Given task
Reproduce every entry exactly.

· · ·

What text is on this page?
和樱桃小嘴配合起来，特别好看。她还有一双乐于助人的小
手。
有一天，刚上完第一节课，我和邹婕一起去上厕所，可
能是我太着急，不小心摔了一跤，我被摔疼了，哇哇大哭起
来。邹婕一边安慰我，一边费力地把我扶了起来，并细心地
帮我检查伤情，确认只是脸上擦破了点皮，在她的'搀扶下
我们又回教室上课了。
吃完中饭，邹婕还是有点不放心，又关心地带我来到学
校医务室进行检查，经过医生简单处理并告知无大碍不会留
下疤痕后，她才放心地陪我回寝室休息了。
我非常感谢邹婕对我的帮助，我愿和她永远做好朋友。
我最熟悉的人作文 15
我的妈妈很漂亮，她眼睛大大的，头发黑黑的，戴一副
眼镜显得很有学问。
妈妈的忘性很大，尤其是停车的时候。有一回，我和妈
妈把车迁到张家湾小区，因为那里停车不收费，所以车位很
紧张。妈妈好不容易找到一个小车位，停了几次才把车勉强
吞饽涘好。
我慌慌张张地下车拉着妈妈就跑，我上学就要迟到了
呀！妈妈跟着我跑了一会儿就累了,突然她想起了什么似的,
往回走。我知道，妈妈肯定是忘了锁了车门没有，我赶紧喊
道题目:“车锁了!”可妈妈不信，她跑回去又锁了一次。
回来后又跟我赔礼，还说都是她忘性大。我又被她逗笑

· · ·

Task solution
What text is on this page?
和樱桃小嘴配合起来，特别好看。她还有一双乐于助人的小
手。
有一天，刚上完第一节课，我和邹婕一起去上厕所，可
能是我太着急，不小心摔了一跤，我被摔疼了，哇哇大哭起
来。邹婕一边安慰我，一边费力地把我扶了起来，并细心地
帮我检查伤情，确认只是脸上擦破了点皮，在她的'搀扶下
我们又回教室上课了。
吃完中饭，邹婕还是有点不放心，又关心地带我来到学
校医务室进行检查，经过医生简单处理并告知无大碍不会留
下疤痕后，她才放心地陪我回寝室休息了。
我非常感谢邹婕对我的帮助，我愿和她永远做好朋友。
我最熟悉的人作文 15
我的妈妈很漂亮，她眼睛大大的，头发黑黑的，戴一副
眼镜显得很有学问。
妈妈的忘性很大，尤其是停车的时候。有一回，我和妈
妈把车迁到张家湾小区，因为那里停车不收费，所以车位很
紧张。妈妈好不容易找到一个小车位，停了几次才把车勉强
吞饽涘好。
我慌慌张张地下车拉着妈妈就跑，我上学就要迟到了
呀！妈妈跟着我跑了一会儿就累了,突然她想起了什么似的,
往回走。我知道，妈妈肯定是忘了锁了车门没有，我赶紧喊
道题目:“车锁了!”可妈妈不信，她跑回去又锁了一次。
回来后又跟我赔礼，还说都是她忘性大。我又被她逗笑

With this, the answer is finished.